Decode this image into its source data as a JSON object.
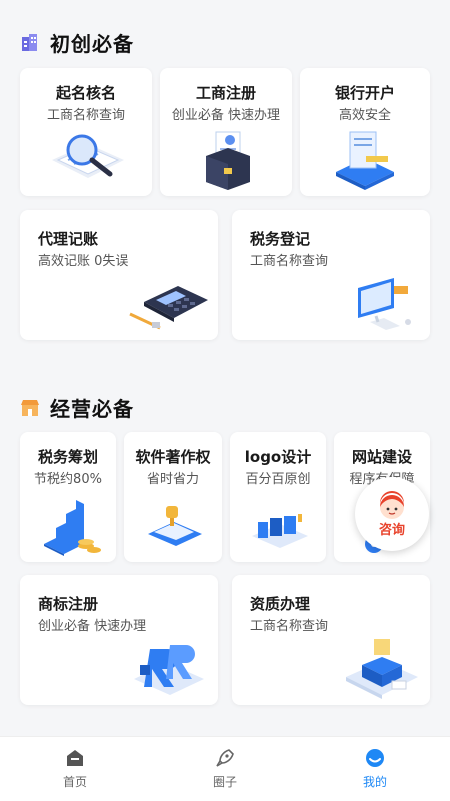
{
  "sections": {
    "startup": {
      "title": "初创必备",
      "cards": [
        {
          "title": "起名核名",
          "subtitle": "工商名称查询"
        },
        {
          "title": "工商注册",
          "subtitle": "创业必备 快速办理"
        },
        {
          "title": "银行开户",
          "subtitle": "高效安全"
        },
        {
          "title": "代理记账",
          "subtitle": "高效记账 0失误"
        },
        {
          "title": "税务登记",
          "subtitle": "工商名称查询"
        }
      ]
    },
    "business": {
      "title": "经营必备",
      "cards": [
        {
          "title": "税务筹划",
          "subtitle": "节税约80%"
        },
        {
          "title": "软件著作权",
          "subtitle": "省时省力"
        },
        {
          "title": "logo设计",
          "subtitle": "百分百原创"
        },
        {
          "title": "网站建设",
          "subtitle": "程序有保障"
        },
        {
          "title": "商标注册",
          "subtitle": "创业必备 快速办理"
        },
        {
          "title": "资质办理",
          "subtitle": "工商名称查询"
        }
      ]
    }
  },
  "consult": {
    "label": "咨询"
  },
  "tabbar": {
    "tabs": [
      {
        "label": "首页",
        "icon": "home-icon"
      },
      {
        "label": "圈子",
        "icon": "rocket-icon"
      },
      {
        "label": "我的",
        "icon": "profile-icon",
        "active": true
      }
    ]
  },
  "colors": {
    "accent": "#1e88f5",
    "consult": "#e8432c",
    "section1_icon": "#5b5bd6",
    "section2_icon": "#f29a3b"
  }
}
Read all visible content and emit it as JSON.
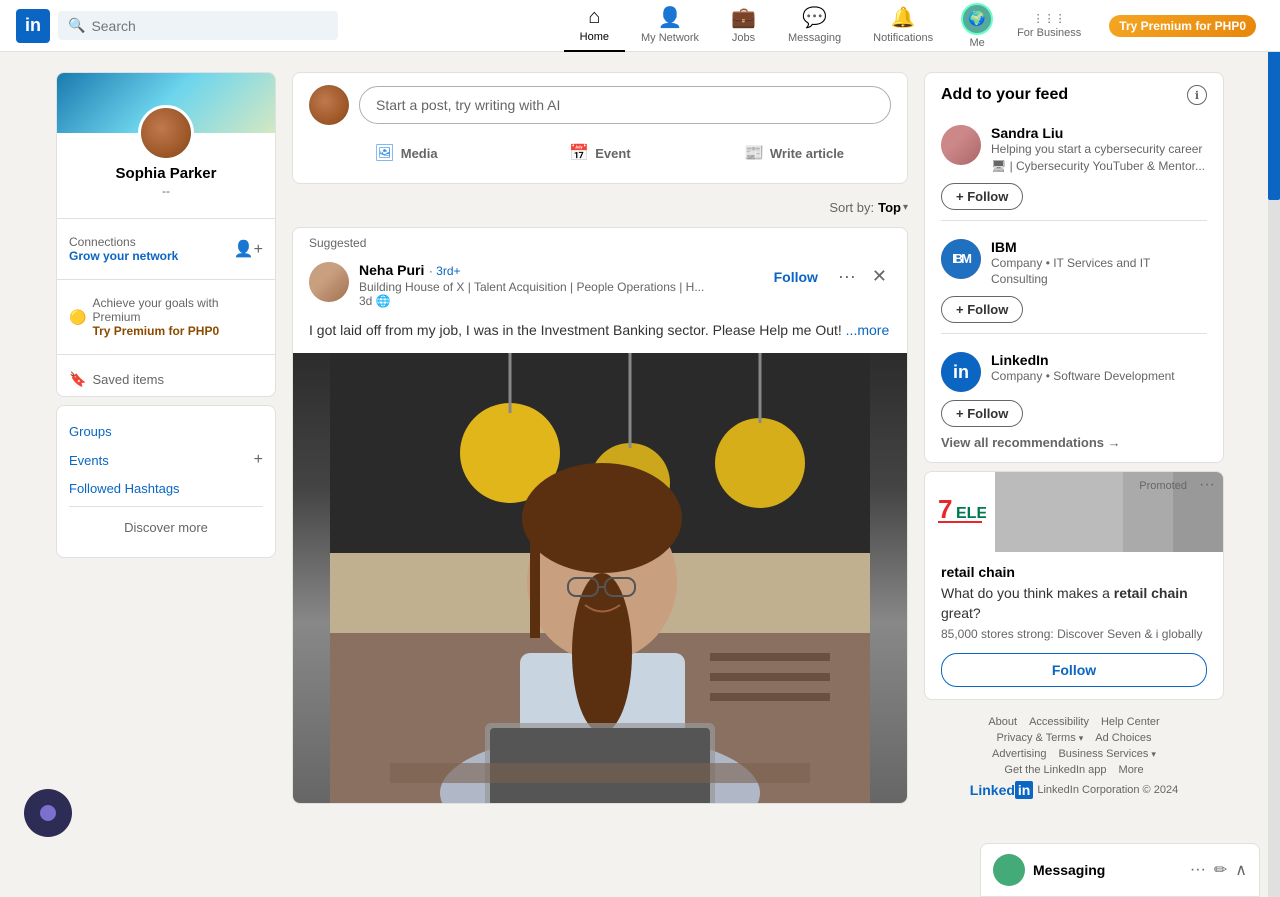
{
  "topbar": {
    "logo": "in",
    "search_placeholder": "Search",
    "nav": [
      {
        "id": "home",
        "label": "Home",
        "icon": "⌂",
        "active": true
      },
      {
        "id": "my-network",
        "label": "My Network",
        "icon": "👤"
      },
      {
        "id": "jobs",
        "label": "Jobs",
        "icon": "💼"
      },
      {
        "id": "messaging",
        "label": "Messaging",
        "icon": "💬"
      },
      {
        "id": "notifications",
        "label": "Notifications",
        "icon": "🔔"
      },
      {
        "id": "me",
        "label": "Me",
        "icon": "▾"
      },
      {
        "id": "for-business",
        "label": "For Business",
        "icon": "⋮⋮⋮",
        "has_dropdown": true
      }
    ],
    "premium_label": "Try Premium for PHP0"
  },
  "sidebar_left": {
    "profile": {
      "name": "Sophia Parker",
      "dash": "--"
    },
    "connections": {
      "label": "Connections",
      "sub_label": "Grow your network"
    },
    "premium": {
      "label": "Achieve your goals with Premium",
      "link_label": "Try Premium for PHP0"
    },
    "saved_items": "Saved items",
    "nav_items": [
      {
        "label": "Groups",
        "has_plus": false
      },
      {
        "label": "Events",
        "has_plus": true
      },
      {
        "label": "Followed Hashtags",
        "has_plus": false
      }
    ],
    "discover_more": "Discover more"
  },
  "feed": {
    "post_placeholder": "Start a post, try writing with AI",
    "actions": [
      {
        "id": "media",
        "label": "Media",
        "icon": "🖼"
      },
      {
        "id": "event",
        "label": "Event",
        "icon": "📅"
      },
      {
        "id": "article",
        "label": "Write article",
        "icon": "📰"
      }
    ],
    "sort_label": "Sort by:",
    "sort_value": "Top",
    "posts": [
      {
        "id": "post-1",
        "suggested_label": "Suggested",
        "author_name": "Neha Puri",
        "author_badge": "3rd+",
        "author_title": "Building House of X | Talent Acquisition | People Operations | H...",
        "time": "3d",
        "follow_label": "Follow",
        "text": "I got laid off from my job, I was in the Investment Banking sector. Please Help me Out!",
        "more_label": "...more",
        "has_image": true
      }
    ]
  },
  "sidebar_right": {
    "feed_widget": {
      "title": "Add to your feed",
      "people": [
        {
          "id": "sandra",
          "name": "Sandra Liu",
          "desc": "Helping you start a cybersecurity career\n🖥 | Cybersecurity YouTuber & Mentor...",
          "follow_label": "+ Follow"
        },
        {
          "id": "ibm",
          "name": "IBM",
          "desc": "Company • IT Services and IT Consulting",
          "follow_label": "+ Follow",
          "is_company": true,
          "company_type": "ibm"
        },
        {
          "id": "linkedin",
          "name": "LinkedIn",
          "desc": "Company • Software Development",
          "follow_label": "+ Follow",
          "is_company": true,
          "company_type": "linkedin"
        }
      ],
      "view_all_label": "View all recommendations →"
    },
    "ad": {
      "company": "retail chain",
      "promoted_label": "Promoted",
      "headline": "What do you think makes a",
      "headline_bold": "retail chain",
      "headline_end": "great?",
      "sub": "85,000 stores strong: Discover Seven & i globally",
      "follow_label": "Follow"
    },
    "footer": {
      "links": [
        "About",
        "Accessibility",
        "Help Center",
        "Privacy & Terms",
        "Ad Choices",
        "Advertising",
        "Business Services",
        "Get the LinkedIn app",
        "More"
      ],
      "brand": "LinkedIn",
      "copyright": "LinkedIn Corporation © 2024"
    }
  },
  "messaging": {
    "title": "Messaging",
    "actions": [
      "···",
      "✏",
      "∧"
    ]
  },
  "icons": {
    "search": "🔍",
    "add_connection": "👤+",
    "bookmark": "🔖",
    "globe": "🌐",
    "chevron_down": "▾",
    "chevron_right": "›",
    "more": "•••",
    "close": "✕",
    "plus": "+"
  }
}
...
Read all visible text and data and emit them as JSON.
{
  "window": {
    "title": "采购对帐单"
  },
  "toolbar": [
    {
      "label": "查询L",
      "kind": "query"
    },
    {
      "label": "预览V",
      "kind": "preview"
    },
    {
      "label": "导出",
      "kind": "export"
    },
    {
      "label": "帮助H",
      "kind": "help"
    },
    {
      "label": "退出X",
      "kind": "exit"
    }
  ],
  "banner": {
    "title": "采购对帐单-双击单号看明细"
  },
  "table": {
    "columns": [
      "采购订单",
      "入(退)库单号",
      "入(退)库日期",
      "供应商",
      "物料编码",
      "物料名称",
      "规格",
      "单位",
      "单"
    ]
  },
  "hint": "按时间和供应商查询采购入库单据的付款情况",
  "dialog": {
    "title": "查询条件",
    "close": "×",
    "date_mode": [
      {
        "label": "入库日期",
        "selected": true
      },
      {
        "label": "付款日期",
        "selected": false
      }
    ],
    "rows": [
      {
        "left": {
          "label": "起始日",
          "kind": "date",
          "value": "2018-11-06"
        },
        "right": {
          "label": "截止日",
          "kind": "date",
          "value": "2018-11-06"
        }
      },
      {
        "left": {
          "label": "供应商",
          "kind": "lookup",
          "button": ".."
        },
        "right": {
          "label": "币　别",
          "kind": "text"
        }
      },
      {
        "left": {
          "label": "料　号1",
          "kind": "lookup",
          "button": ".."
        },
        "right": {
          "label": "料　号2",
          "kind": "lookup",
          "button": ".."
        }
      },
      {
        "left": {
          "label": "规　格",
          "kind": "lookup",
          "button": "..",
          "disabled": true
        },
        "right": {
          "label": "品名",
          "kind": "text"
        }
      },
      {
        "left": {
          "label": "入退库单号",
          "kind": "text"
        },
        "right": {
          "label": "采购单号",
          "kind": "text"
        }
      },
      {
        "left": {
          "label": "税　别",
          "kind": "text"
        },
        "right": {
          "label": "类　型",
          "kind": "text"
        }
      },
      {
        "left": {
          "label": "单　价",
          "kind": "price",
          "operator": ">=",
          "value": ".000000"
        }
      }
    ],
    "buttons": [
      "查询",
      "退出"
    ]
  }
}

Aim
Search the entries for the word "subtitle" and copy every line that has it.

Completed exercise
          "subtitle": "工商名称查询"
          "subtitle": "创业必备 快速办理"
          "subtitle": "高效安全"
          "subtitle": "高效记账 0失误"
          "subtitle": "工商名称查询"
          "subtitle": "节税约80%"
          "subtitle": "省时省力"
          "subtitle": "百分百原创"
          "subtitle": "程序有保障"
          "subtitle": "创业必备 快速办理"
          "subtitle": "工商名称查询"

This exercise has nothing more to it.